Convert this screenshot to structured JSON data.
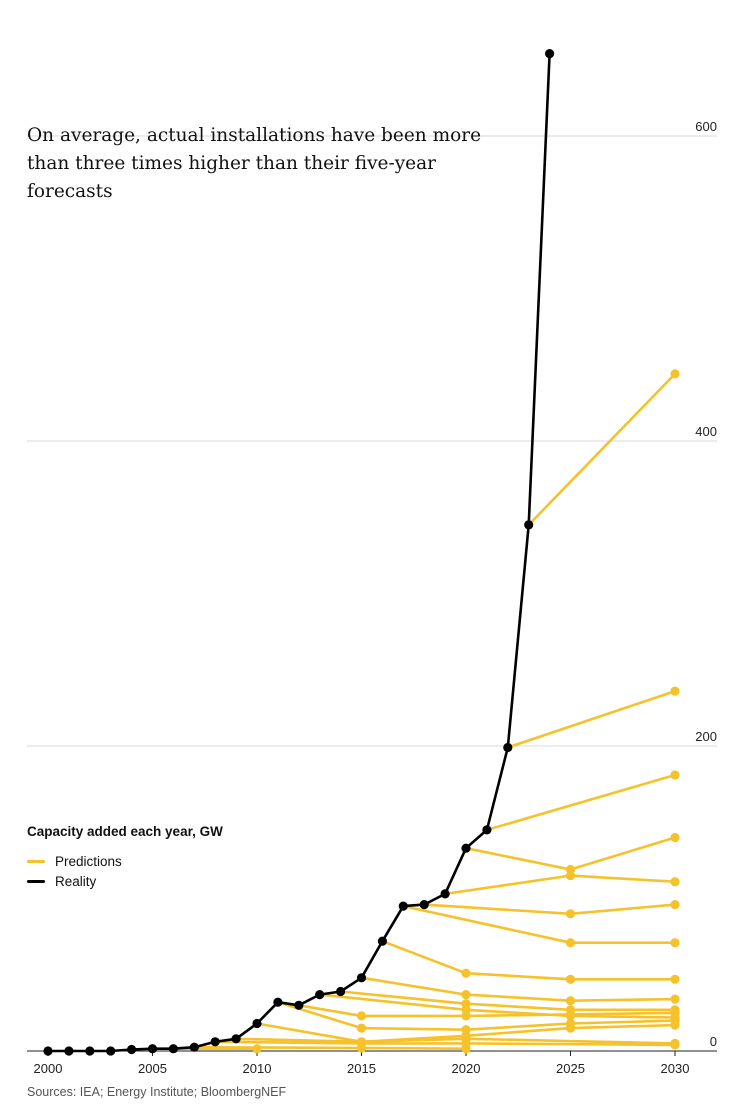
{
  "chart_data": {
    "type": "line",
    "subtitle": "On average, actual installations have been more than three times higher than their five-year forecasts",
    "legend_title": "Capacity added each year, GW",
    "legend": [
      {
        "label": "Predictions",
        "color": "#F5C22B"
      },
      {
        "label": "Reality",
        "color": "#000000"
      }
    ],
    "source": "Sources: IEA; Energy Institute; BloombergNEF",
    "xlim": [
      2000,
      2030
    ],
    "ylim": [
      0,
      600
    ],
    "x_ticks": [
      2000,
      2005,
      2010,
      2015,
      2020,
      2025,
      2030
    ],
    "y_ticks": [
      0,
      200,
      400,
      600
    ],
    "grid": "horizontal",
    "series": [
      {
        "type": "reality",
        "color": "#000000",
        "points": [
          [
            2000,
            0
          ],
          [
            2001,
            0
          ],
          [
            2002,
            0
          ],
          [
            2003,
            0
          ],
          [
            2004,
            1
          ],
          [
            2005,
            1.5
          ],
          [
            2006,
            1.5
          ],
          [
            2007,
            2.5
          ],
          [
            2008,
            6
          ],
          [
            2009,
            8
          ],
          [
            2010,
            18
          ],
          [
            2011,
            32
          ],
          [
            2012,
            30
          ],
          [
            2013,
            37
          ],
          [
            2014,
            39
          ],
          [
            2015,
            48
          ],
          [
            2016,
            72
          ],
          [
            2017,
            95
          ],
          [
            2018,
            96
          ],
          [
            2019,
            103
          ],
          [
            2020,
            133
          ],
          [
            2021,
            145
          ],
          [
            2022,
            199
          ],
          [
            2023,
            345
          ],
          [
            2024,
            654
          ]
        ]
      },
      {
        "type": "prediction",
        "color": "#F5C22B",
        "points": [
          [
            2006,
            1.5
          ],
          [
            2010,
            1.5
          ]
        ]
      },
      {
        "type": "prediction",
        "color": "#F5C22B",
        "points": [
          [
            2007,
            2.5
          ],
          [
            2015,
            2
          ],
          [
            2020,
            1.5
          ]
        ]
      },
      {
        "type": "prediction",
        "color": "#F5C22B",
        "points": [
          [
            2008,
            6
          ],
          [
            2015,
            5
          ],
          [
            2020,
            5
          ],
          [
            2030,
            4
          ]
        ]
      },
      {
        "type": "prediction",
        "color": "#F5C22B",
        "points": [
          [
            2009,
            8
          ],
          [
            2015,
            6
          ],
          [
            2020,
            8
          ],
          [
            2030,
            5
          ]
        ]
      },
      {
        "type": "prediction",
        "color": "#F5C22B",
        "points": [
          [
            2010,
            18
          ],
          [
            2015,
            6
          ],
          [
            2020,
            10
          ],
          [
            2025,
            15
          ],
          [
            2030,
            17
          ]
        ]
      },
      {
        "type": "prediction",
        "color": "#F5C22B",
        "points": [
          [
            2011,
            32
          ],
          [
            2015,
            15
          ],
          [
            2020,
            14
          ],
          [
            2025,
            18
          ],
          [
            2030,
            20
          ]
        ]
      },
      {
        "type": "prediction",
        "color": "#F5C22B",
        "points": [
          [
            2012,
            30
          ],
          [
            2015,
            23
          ],
          [
            2020,
            23
          ],
          [
            2025,
            24
          ],
          [
            2030,
            25
          ]
        ]
      },
      {
        "type": "prediction",
        "color": "#F5C22B",
        "points": [
          [
            2013,
            37
          ],
          [
            2020,
            27
          ],
          [
            2025,
            23
          ],
          [
            2030,
            22
          ]
        ]
      },
      {
        "type": "prediction",
        "color": "#F5C22B",
        "points": [
          [
            2014,
            39
          ],
          [
            2020,
            31
          ],
          [
            2025,
            27
          ],
          [
            2030,
            27
          ]
        ]
      },
      {
        "type": "prediction",
        "color": "#F5C22B",
        "points": [
          [
            2015,
            48
          ],
          [
            2020,
            37
          ],
          [
            2025,
            33
          ],
          [
            2030,
            34
          ]
        ]
      },
      {
        "type": "prediction",
        "color": "#F5C22B",
        "points": [
          [
            2016,
            72
          ],
          [
            2020,
            51
          ],
          [
            2025,
            47
          ],
          [
            2030,
            47
          ]
        ]
      },
      {
        "type": "prediction",
        "color": "#F5C22B",
        "points": [
          [
            2017,
            95
          ],
          [
            2025,
            71
          ],
          [
            2030,
            71
          ]
        ]
      },
      {
        "type": "prediction",
        "color": "#F5C22B",
        "points": [
          [
            2018,
            96
          ],
          [
            2025,
            90
          ],
          [
            2030,
            96
          ]
        ]
      },
      {
        "type": "prediction",
        "color": "#F5C22B",
        "points": [
          [
            2019,
            103
          ],
          [
            2025,
            115
          ],
          [
            2030,
            111
          ]
        ]
      },
      {
        "type": "prediction",
        "color": "#F5C22B",
        "points": [
          [
            2020,
            133
          ],
          [
            2025,
            119
          ],
          [
            2030,
            140
          ]
        ]
      },
      {
        "type": "prediction",
        "color": "#F5C22B",
        "points": [
          [
            2021,
            145
          ],
          [
            2030,
            181
          ]
        ]
      },
      {
        "type": "prediction",
        "color": "#F5C22B",
        "points": [
          [
            2022,
            199
          ],
          [
            2030,
            236
          ]
        ]
      },
      {
        "type": "prediction",
        "color": "#F5C22B",
        "points": [
          [
            2023,
            345
          ],
          [
            2030,
            444
          ]
        ]
      }
    ]
  }
}
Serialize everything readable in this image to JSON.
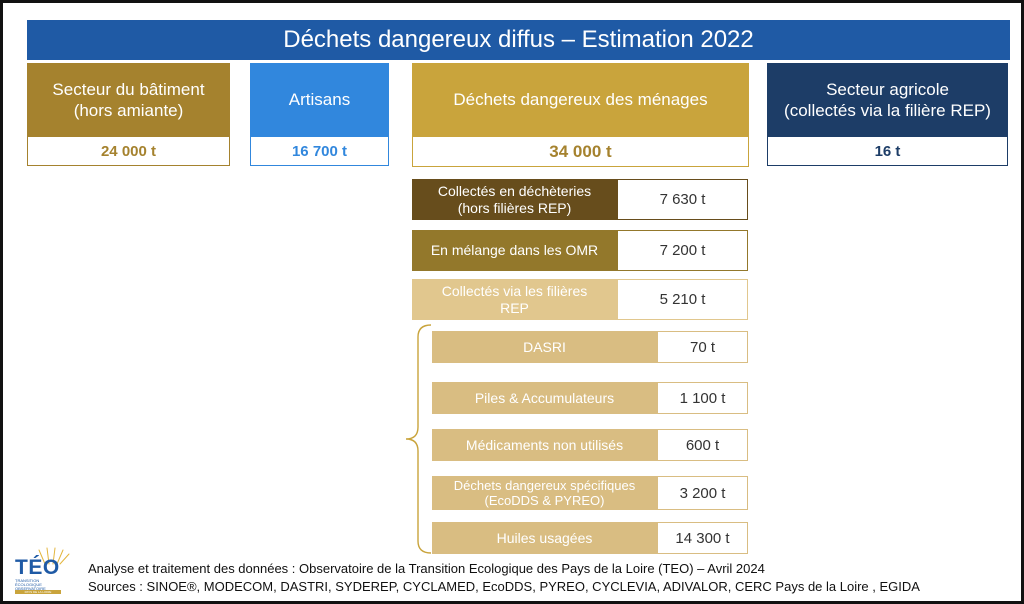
{
  "title": "Déchets dangereux diffus – Estimation 2022",
  "categories": {
    "batiment": {
      "label": "Secteur du bâtiment\n(hors amiante)",
      "value": "24 000 t"
    },
    "artisans": {
      "label": "Artisans",
      "value": "16 700 t"
    },
    "menages": {
      "label": "Déchets dangereux des ménages",
      "value": "34 000 t"
    },
    "agricole": {
      "label": "Secteur agricole\n(collectés via la filière REP)",
      "value": "16 t"
    }
  },
  "menages_breakdown": [
    {
      "label": "Collectés en déchèteries\n(hors filières REP)",
      "value": "7 630 t"
    },
    {
      "label": "En mélange dans les OMR",
      "value": "7 200 t"
    },
    {
      "label": "Collectés via les filières\nREP",
      "value": "5 210 t"
    }
  ],
  "rep_breakdown": [
    {
      "label": "DASRI",
      "value": "70 t"
    },
    {
      "label": "Piles & Accumulateurs",
      "value": "1 100 t"
    },
    {
      "label": "Médicaments non utilisés",
      "value": "600 t"
    },
    {
      "label": "Déchets dangereux spécifiques\n(EcoDDS & PYREO)",
      "value": "3 200 t"
    },
    {
      "label": "Huiles usagées",
      "value": "14 300 t"
    }
  ],
  "footer": {
    "analysis": "Analyse et traitement des données : Observatoire de la Transition Ecologique des Pays de la Loire (TEO) – Avril 2024",
    "sources": "Sources : SINOE®, MODECOM, DASTRI, SYDEREP, CYCLAMED, EcoDDS, PYREO, CYCLEVIA, ADIVALOR, CERC Pays de la Loire , EGIDA"
  },
  "logo": {
    "text": "TÉO",
    "subtitle": "TRANSITION ÉCOLOGIQUE OBSERVATOIRE",
    "region": "PAYS DE LA LOIRE"
  }
}
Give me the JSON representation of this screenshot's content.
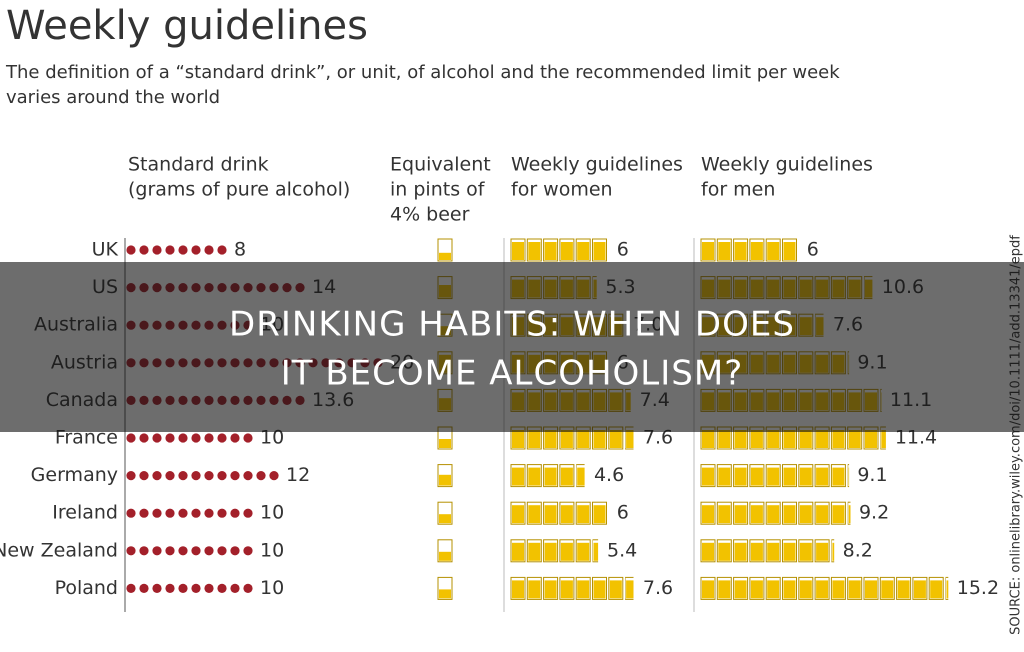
{
  "header": {
    "title": "Weekly guidelines",
    "subtitle_lines": [
      "The definition of a “standard drink”, or unit, of alcohol and the recommended limit per week",
      "varies around the world"
    ]
  },
  "pint_header_lines": [
    "Equivalent",
    "in pints of",
    "4% beer"
  ],
  "source": "SOURCE: onlinelibrary.wiley.com/doi/10.1111/add.13341/epdf",
  "banner_lines": [
    "DRINKING HABITS: WHEN DOES",
    "IT BECOME ALCOHOLISM?"
  ],
  "chart_data": {
    "type": "pictogram",
    "categories": [
      "UK",
      "US",
      "Australia",
      "Austria",
      "Canada",
      "France",
      "Germany",
      "Ireland",
      "New Zealand",
      "Poland"
    ],
    "series": [
      {
        "name_lines": [
          "Standard drink",
          "(grams of pure alcohol)"
        ],
        "color": "#a3202a",
        "values": [
          8,
          14,
          10,
          20,
          13.6,
          10,
          12,
          10,
          10,
          10
        ]
      },
      {
        "name_lines": [
          "Weekly guidelines",
          "for women"
        ],
        "color": "#f2c200",
        "values": [
          6,
          5.3,
          7,
          6,
          7.4,
          7.6,
          4.6,
          6,
          5.4,
          7.6
        ],
        "value_labels": [
          "6",
          "5.3",
          "7.0",
          "6",
          "7.4",
          "7.6",
          "4.6",
          "6",
          "5.4",
          "7.6"
        ]
      },
      {
        "name_lines": [
          "Weekly guidelines",
          "for men"
        ],
        "color": "#f2c200",
        "values": [
          6,
          10.6,
          7.6,
          9.1,
          11.1,
          11.4,
          9.1,
          9.2,
          8.2,
          15.2
        ]
      }
    ]
  }
}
------------------------
**Set task:**
Which lines hold the word "screenshot"? Copy all of them.

**Result of this exercise:**
Convert this screenshot to structured JSON data.
Give me the JSON representation of this screenshot's content.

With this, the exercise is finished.